# start of INPUT MATERIAL
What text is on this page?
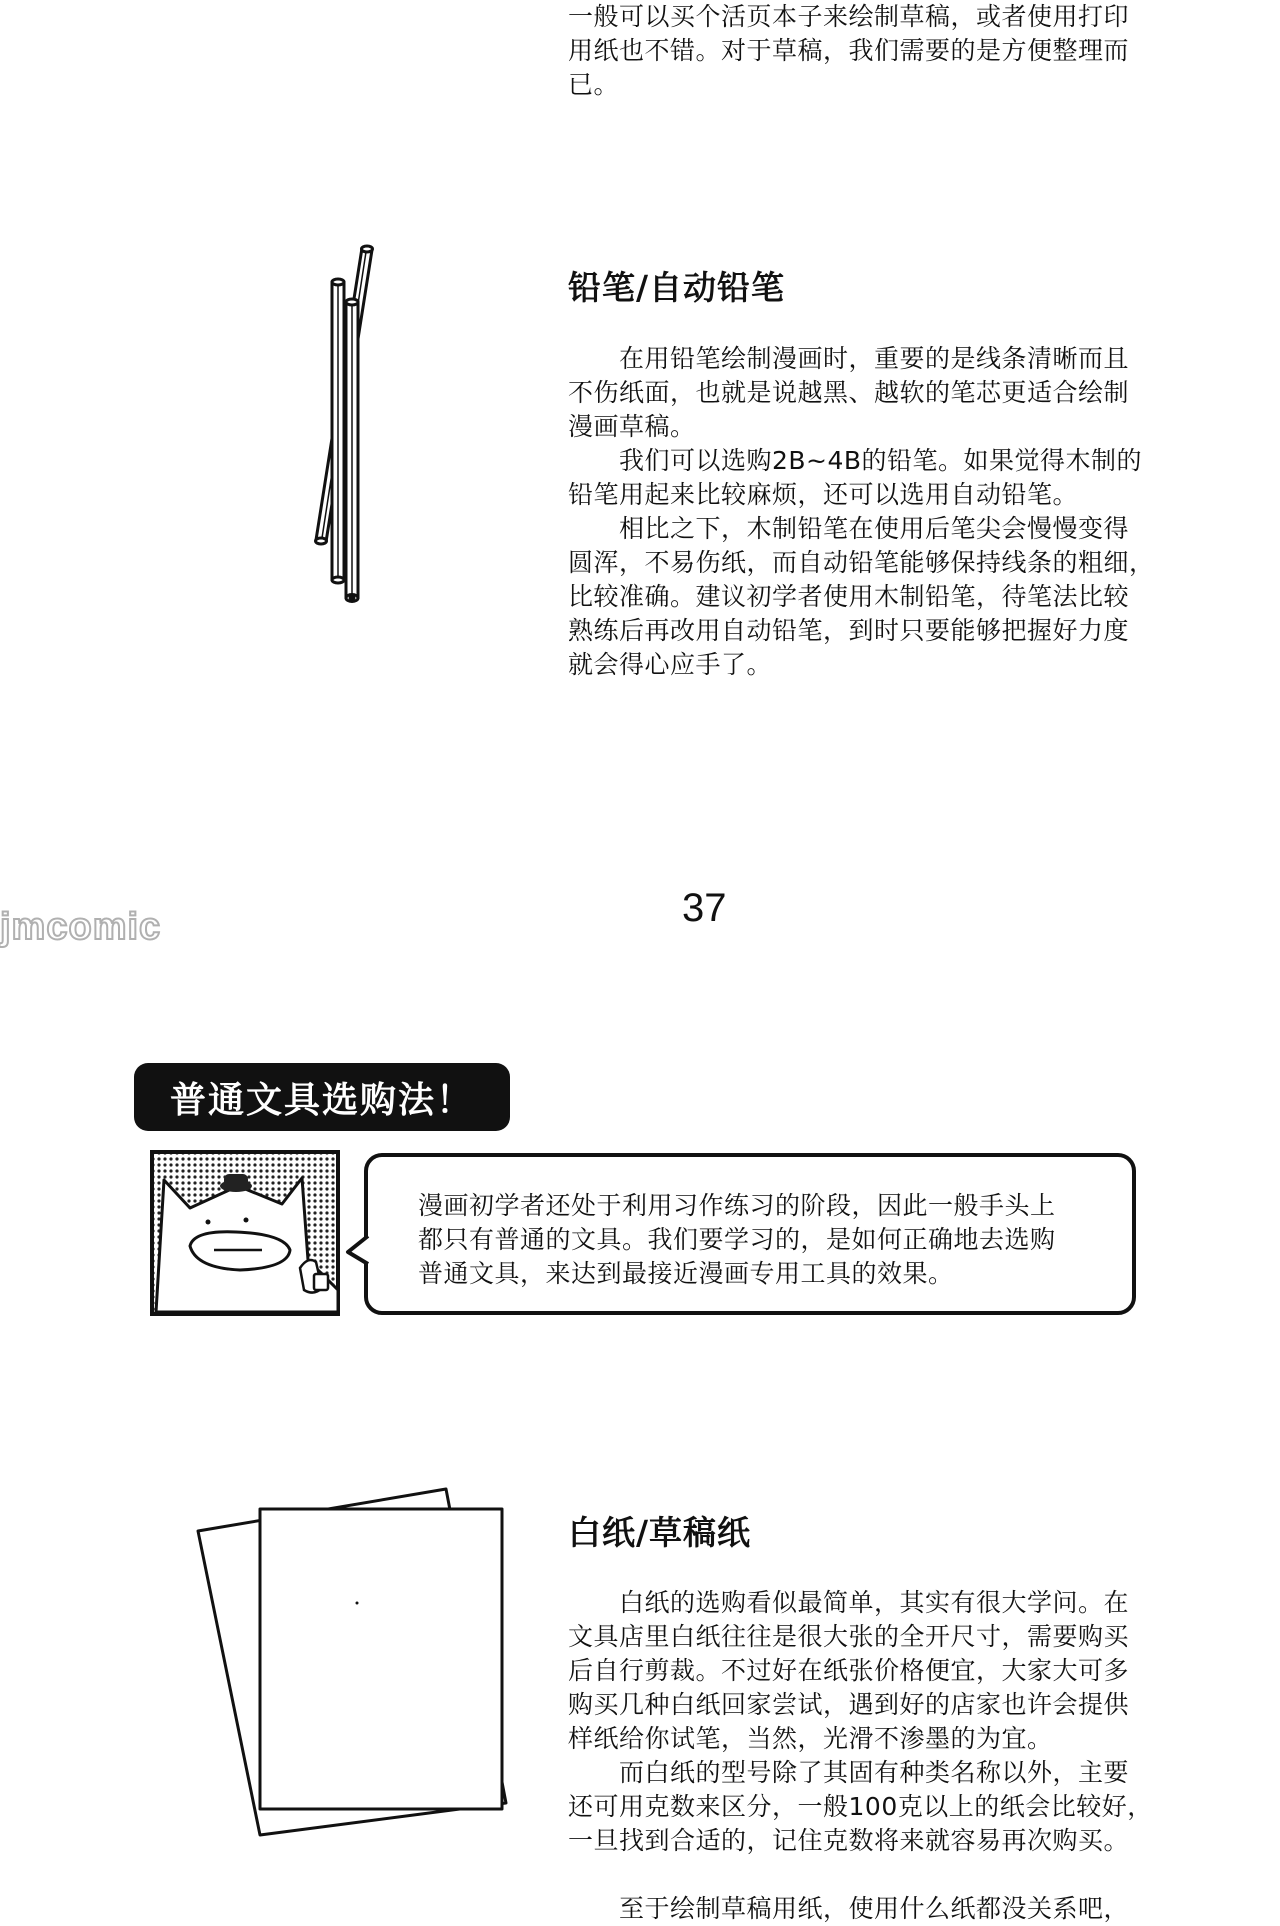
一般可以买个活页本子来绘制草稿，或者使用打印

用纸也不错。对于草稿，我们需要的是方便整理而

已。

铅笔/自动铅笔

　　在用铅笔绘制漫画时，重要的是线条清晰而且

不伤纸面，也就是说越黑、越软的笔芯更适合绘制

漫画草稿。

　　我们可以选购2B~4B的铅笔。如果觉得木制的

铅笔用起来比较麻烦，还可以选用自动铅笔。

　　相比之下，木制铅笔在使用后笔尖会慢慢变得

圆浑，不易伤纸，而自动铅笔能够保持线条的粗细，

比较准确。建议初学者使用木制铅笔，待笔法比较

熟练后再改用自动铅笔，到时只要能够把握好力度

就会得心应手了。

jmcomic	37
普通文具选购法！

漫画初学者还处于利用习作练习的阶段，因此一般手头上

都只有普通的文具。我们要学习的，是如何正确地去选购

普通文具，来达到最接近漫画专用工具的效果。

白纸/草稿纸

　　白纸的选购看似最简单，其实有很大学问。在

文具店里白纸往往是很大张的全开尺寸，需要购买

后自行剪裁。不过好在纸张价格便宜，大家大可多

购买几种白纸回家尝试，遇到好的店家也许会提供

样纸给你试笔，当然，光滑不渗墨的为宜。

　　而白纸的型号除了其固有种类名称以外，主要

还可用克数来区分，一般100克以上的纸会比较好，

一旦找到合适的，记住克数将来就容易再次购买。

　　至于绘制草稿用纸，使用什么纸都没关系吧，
# end of INPUT MATERIAL
** DIRECTIVE **
Without the pictures, restate all the entries above exactly.

** THE SOLUTION **
What text is on this page?
一般可以买个活页本子来绘制草稿，或者使用打印

用纸也不错。对于草稿，我们需要的是方便整理而

已。

铅笔/自动铅笔

　　在用铅笔绘制漫画时，重要的是线条清晰而且

不伤纸面，也就是说越黑、越软的笔芯更适合绘制

漫画草稿。

　　我们可以选购2B~4B的铅笔。如果觉得木制的

铅笔用起来比较麻烦，还可以选用自动铅笔。

　　相比之下，木制铅笔在使用后笔尖会慢慢变得

圆浑，不易伤纸，而自动铅笔能够保持线条的粗细，

比较准确。建议初学者使用木制铅笔，待笔法比较

熟练后再改用自动铅笔，到时只要能够把握好力度

就会得心应手了。

jmcomic	37
普通文具选购法！

漫画初学者还处于利用习作练习的阶段，因此一般手头上

都只有普通的文具。我们要学习的，是如何正确地去选购

普通文具，来达到最接近漫画专用工具的效果。

白纸/草稿纸

　　白纸的选购看似最简单，其实有很大学问。在

文具店里白纸往往是很大张的全开尺寸，需要购买

后自行剪裁。不过好在纸张价格便宜，大家大可多

购买几种白纸回家尝试，遇到好的店家也许会提供

样纸给你试笔，当然，光滑不渗墨的为宜。

　　而白纸的型号除了其固有种类名称以外，主要

还可用克数来区分，一般100克以上的纸会比较好，

一旦找到合适的，记住克数将来就容易再次购买。

　　至于绘制草稿用纸，使用什么纸都没关系吧，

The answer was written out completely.